Page extract:
================================

BlackBerry Limited has reported financial results for the three months ended 30 May, 2015 (all figures in US dollars and US GAAP, except where otherwise indicated).
Q1 highlights include:
* Software and technology licensing revenue of $137-million, a 150% increase over Q1 FY15
* Positive free cash flow of $123-million in the quarter
* Cash and investments balance of $3,32 billion at the end of the fiscal quarter, an increase of $50-million over Q4 FY15
* Non-GAAP loss of ($0.05) per share, improving on a loss per share of ($0,11) in Q1 FY15
* Basic GAAP earnings of $0,13 per share
* Non-GAAP operating loss of ($7)-million, improving on a non-GAAP operating loss of ($41)-million in Q1 FY15
* Non-GAAP gross margin of 50,3% and GAAP gross margin of 47,1%
* Adjusted EBITDA of $157-million, a 5% increase over Q1 FY15
* Acquired WatchDox, a leader in high-security document synchronization, sharing and management
* Launched the BlackBerry Leap in April, with availability in 22 markets
* Entered into joint development deals with Wistron and Compal for devices, in addition to the Company’s existing partnership with Foxconn
Revenue for the first quarter of fiscal 2016 was $658-million. The revenue breakdown for the quarter was approximately 40% for hardware, 38% for services and 21% for software and technology licensing. BlackBerry had 2,600 enterprise customer wins in the quarter. Approximately 45% of the licenses associated with these deals are cross-platform. During the first quarter, the Company recognized hardware revenue on approximately 1,1-million BlackBerry smartphones with an ASP of $240.

================================

Information:
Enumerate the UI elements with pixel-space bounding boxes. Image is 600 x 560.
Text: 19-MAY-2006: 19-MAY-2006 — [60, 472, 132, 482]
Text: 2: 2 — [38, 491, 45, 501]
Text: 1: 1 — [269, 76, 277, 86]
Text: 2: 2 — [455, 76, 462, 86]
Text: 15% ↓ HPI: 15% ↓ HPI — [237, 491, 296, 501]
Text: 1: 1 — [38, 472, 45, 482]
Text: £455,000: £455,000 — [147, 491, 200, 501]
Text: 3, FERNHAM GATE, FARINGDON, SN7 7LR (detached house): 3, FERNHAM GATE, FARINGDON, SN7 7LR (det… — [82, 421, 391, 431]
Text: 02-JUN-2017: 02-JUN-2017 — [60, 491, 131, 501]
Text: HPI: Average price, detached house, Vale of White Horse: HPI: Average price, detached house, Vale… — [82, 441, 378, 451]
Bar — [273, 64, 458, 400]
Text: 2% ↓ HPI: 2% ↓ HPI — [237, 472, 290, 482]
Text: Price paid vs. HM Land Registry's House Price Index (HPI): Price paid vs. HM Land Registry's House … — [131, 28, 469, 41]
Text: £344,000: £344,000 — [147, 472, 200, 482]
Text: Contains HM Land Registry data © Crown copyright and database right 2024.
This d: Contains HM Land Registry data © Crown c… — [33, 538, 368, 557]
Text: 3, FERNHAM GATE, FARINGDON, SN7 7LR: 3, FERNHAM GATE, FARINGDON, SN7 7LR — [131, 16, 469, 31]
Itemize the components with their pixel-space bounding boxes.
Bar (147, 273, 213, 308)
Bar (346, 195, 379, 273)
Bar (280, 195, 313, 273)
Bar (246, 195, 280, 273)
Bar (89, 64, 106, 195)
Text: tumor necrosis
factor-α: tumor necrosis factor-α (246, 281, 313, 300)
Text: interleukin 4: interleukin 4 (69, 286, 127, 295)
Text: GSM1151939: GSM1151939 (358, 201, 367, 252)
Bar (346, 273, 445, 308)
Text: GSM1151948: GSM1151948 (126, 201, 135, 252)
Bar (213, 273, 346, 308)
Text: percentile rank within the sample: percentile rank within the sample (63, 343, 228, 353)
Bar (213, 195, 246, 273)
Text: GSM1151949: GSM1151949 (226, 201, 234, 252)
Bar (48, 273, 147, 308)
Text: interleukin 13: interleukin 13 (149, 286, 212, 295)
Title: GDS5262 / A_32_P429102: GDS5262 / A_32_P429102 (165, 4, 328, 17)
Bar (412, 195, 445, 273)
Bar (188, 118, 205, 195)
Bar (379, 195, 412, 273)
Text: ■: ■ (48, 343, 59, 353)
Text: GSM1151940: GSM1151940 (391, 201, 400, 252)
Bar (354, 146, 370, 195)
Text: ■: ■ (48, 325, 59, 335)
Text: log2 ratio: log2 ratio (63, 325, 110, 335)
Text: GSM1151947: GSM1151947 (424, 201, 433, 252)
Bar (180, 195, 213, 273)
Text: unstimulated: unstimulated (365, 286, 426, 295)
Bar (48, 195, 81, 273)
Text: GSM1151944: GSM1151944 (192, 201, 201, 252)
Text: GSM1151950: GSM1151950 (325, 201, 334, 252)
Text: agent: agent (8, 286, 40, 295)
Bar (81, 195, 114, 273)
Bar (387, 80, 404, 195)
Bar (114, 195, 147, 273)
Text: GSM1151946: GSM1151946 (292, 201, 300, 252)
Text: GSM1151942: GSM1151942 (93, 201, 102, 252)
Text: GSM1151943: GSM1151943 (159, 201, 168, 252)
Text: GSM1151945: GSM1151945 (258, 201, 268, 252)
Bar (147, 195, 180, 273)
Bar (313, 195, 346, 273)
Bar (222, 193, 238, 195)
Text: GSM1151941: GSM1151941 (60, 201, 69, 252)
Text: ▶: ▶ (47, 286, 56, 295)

================================

Using the information:
(a) From the BlackBerry results report, translate the sentence "BlackBerry had 2,600 enterprise customer wins in the quarter." into Spanish.
(b) Continue the BlackBerry results report after its last sentence, the one about hardware revenue on smartphones.

Activity answers:
(a) BlackBerry consiguió 2.600 clientes empresariales nuevos en el trimestre.

(b)
Non-GAAP loss for the first quarter was ($28)-million, or ($0.05) per share, compared to a loss of ($0,11) per share in the same year-ago period. GAAP basic net income for the quarter was $68-million, or $0,13 per basic share. Basic GAAP net income includes non-cash income associated with the change in the fair value of the debentures of $157-million (the “Q1 Fiscal 2016 Debentures Fair Value Adjustment”) and pre-tax charges of $61-million related to restructuring. The impact of these adjustments on GAAP net income and earnings per share is summarized in a table below.
Total cash, cash equivalents, short-term and long-term investments was $3,32 billion as of May 30, 2015. The cash balance increased $50-million in the first quarter. Excluding $1,25 billion in the face value of our debt, the net cash balance at the end of the quarter was $2.07 billion. Purchase orders with contract manufacturers totaled approximately $238-million at the end of the first quarter, compared to $394-million at the end of the fourth quarter. Operating cash flow was $134-million with free cash flow (operating cash flow minus capital expenditures) of $123-million.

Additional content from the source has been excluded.